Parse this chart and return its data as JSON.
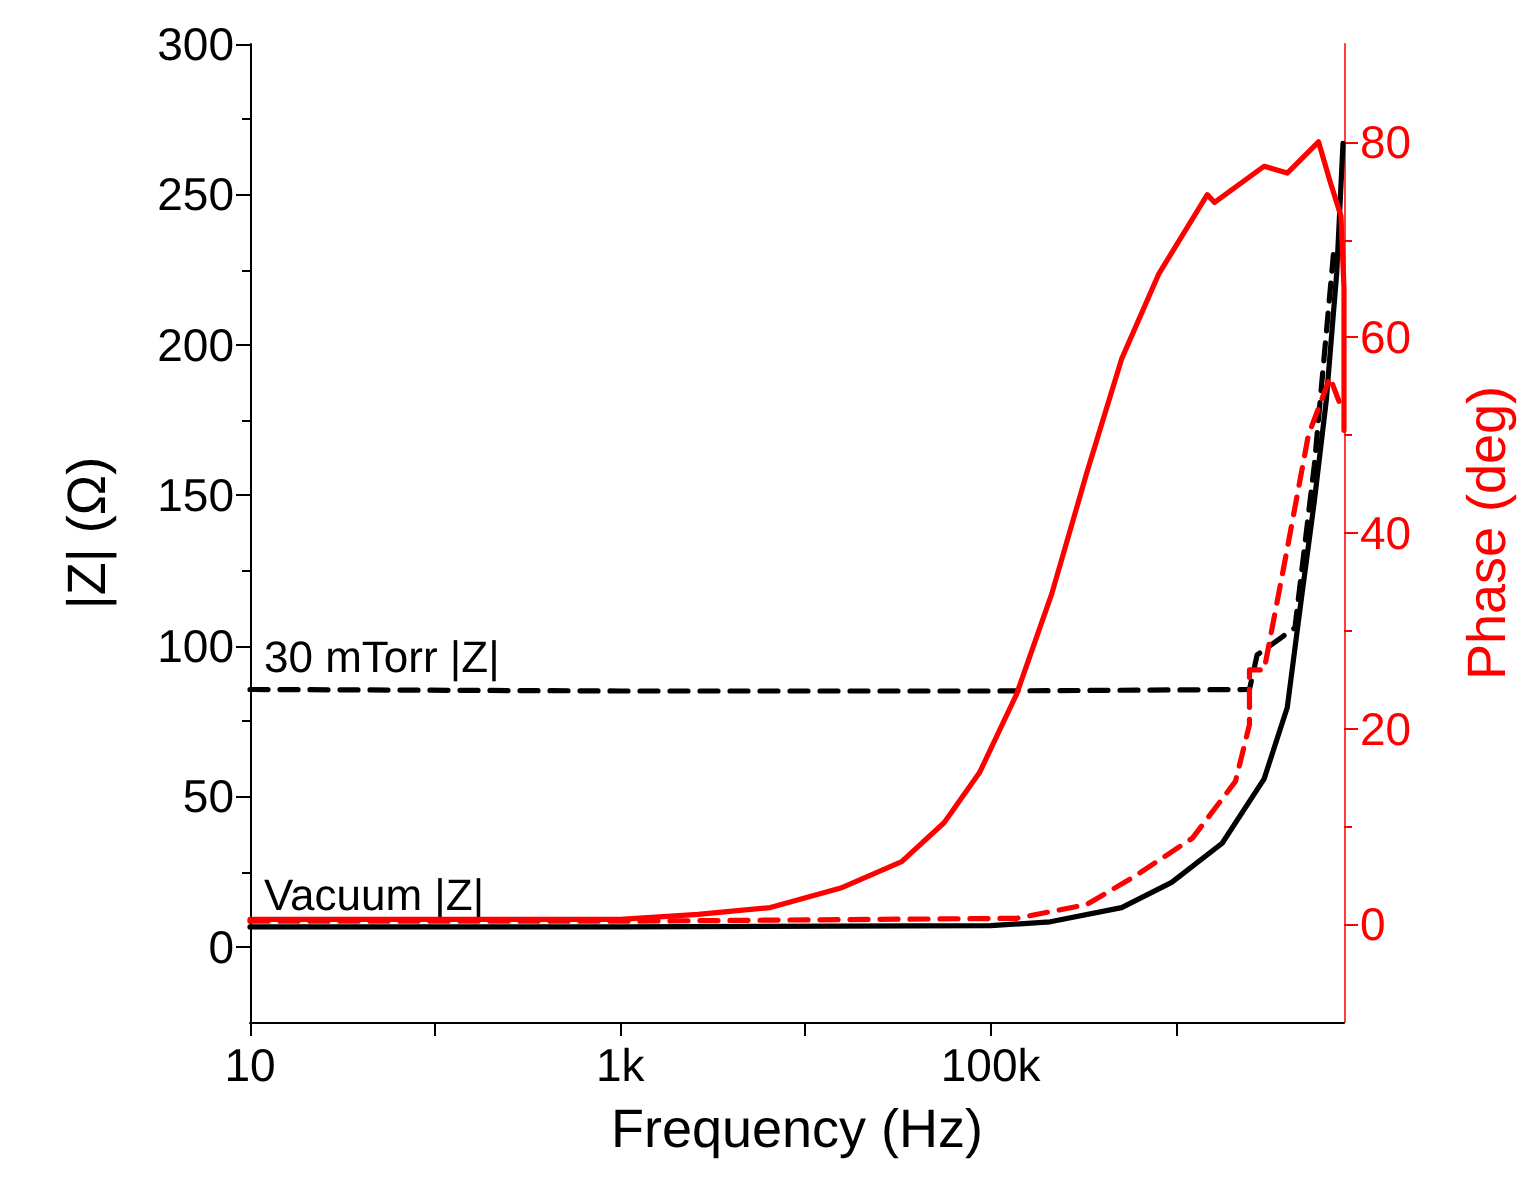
{
  "chart_data": {
    "type": "line",
    "xlabel": "Frequency (Hz)",
    "ylabel": "|Z| (Ω)",
    "y2label": "Phase (deg)",
    "log": "x",
    "xlim": [
      10,
      8100000
    ],
    "xticks": [
      10,
      {
        "value": 100,
        "label": null
      },
      {
        "value": 1000,
        "label": "1k"
      },
      {
        "value": 10000,
        "label": null
      },
      {
        "value": 100000,
        "label": "100k"
      },
      {
        "value": 1000000,
        "label": null
      }
    ],
    "ylim": [
      -25,
      300
    ],
    "yticks": [
      0,
      50,
      100,
      150,
      200,
      250,
      300
    ],
    "y2lim": [
      -10,
      90
    ],
    "y2ticks": [
      0,
      20,
      40,
      60,
      80
    ],
    "marker": "none",
    "series": [
      {
        "color": "#000000",
        "line_style": "solid",
        "x": [
          10,
          1000,
          100000,
          210000,
          510000,
          950000,
          1780000,
          3000000,
          4000000,
          4700000,
          5600000,
          6500000,
          7400000,
          8000000
        ],
        "values": [
          6.6,
          6.6,
          7,
          8.3,
          13,
          21.4,
          34.4,
          55.8,
          79.5,
          112.8,
          148,
          181.6,
          224,
          267
        ]
      },
      {
        "color": "#000000",
        "line_style": "dashed",
        "x": [
          10,
          1000,
          100000,
          2500000,
          2750000,
          4400000,
          5600000,
          7100000
        ],
        "values": [
          85.5,
          85,
          85,
          85.5,
          97,
          106,
          160,
          230
        ]
      },
      {
        "color": "#ff0000",
        "line_style": "solid",
        "axis": "y2",
        "x": [
          10,
          1000,
          2630,
          6460,
          15500,
          33100,
          56200,
          87100,
          138000,
          214000,
          330000,
          510000,
          810000,
          1480000,
          1620000,
          3000000,
          4000000,
          5900000,
          6800000,
          7800000,
          8100000,
          8100000
        ],
        "values": [
          0.5,
          0.5,
          1,
          1.7,
          3.7,
          6.4,
          10.4,
          15.5,
          23.5,
          33.8,
          46.1,
          57.8,
          66.5,
          74.6,
          73.8,
          77.5,
          76.8,
          80,
          76,
          72.4,
          65,
          50.5
        ]
      },
      {
        "color": "#ff0000",
        "line_style": "dashed",
        "axis": "y2",
        "x": [
          10,
          1000,
          138000,
          330000,
          600000,
          1230000,
          2100000,
          2500000,
          2500000,
          3000000,
          4000000,
          5200000,
          6800000,
          8000000
        ],
        "values": [
          0.3,
          0.3,
          0.6,
          2,
          4.9,
          8.8,
          14.6,
          20.4,
          26,
          26,
          38.4,
          50,
          55.9,
          52.4
        ]
      }
    ],
    "annotations": [
      {
        "text": "30 mTorr |Z|",
        "x": 10,
        "y": 85.5
      },
      {
        "text": "Vacuum |Z|",
        "x": 10,
        "y": 6.6
      }
    ]
  }
}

□ □ □

Omit all pictures while transcribing the entries verbatim.

Parse this chart and return its data as JSON.
{
  "chart_data": {
    "type": "line",
    "xlabel": "Frequency (Hz)",
    "ylabel": "|Z| (Ω)",
    "y2label": "Phase (deg)",
    "log": "x",
    "xlim": [
      10,
      8100000
    ],
    "xticks": [
      10,
      {
        "value": 100,
        "label": null
      },
      {
        "value": 1000,
        "label": "1k"
      },
      {
        "value": 10000,
        "label": null
      },
      {
        "value": 100000,
        "label": "100k"
      },
      {
        "value": 1000000,
        "label": null
      }
    ],
    "ylim": [
      -25,
      300
    ],
    "yticks": [
      0,
      50,
      100,
      150,
      200,
      250,
      300
    ],
    "y2lim": [
      -10,
      90
    ],
    "y2ticks": [
      0,
      20,
      40,
      60,
      80
    ],
    "marker": "none",
    "series": [
      {
        "color": "#000000",
        "line_style": "solid",
        "x": [
          10,
          1000,
          100000,
          210000,
          510000,
          950000,
          1780000,
          3000000,
          4000000,
          4700000,
          5600000,
          6500000,
          7400000,
          8000000
        ],
        "values": [
          6.6,
          6.6,
          7,
          8.3,
          13,
          21.4,
          34.4,
          55.8,
          79.5,
          112.8,
          148,
          181.6,
          224,
          267
        ]
      },
      {
        "color": "#000000",
        "line_style": "dashed",
        "x": [
          10,
          1000,
          100000,
          2500000,
          2750000,
          4400000,
          5600000,
          7100000
        ],
        "values": [
          85.5,
          85,
          85,
          85.5,
          97,
          106,
          160,
          230
        ]
      },
      {
        "color": "#ff0000",
        "line_style": "solid",
        "axis": "y2",
        "x": [
          10,
          1000,
          2630,
          6460,
          15500,
          33100,
          56200,
          87100,
          138000,
          214000,
          330000,
          510000,
          810000,
          1480000,
          1620000,
          3000000,
          4000000,
          5900000,
          6800000,
          7800000,
          8100000,
          8100000
        ],
        "values": [
          0.5,
          0.5,
          1,
          1.7,
          3.7,
          6.4,
          10.4,
          15.5,
          23.5,
          33.8,
          46.1,
          57.8,
          66.5,
          74.6,
          73.8,
          77.5,
          76.8,
          80,
          76,
          72.4,
          65,
          50.5
        ]
      },
      {
        "color": "#ff0000",
        "line_style": "dashed",
        "axis": "y2",
        "x": [
          10,
          1000,
          138000,
          330000,
          600000,
          1230000,
          2100000,
          2500000,
          2500000,
          3000000,
          4000000,
          5200000,
          6800000,
          8000000
        ],
        "values": [
          0.3,
          0.3,
          0.6,
          2,
          4.9,
          8.8,
          14.6,
          20.4,
          26,
          26,
          38.4,
          50,
          55.9,
          52.4
        ]
      }
    ],
    "annotations": [
      {
        "text": "30 mTorr |Z|",
        "x": 10,
        "y": 85.5
      },
      {
        "text": "Vacuum |Z|",
        "x": 10,
        "y": 6.6
      }
    ]
  }
}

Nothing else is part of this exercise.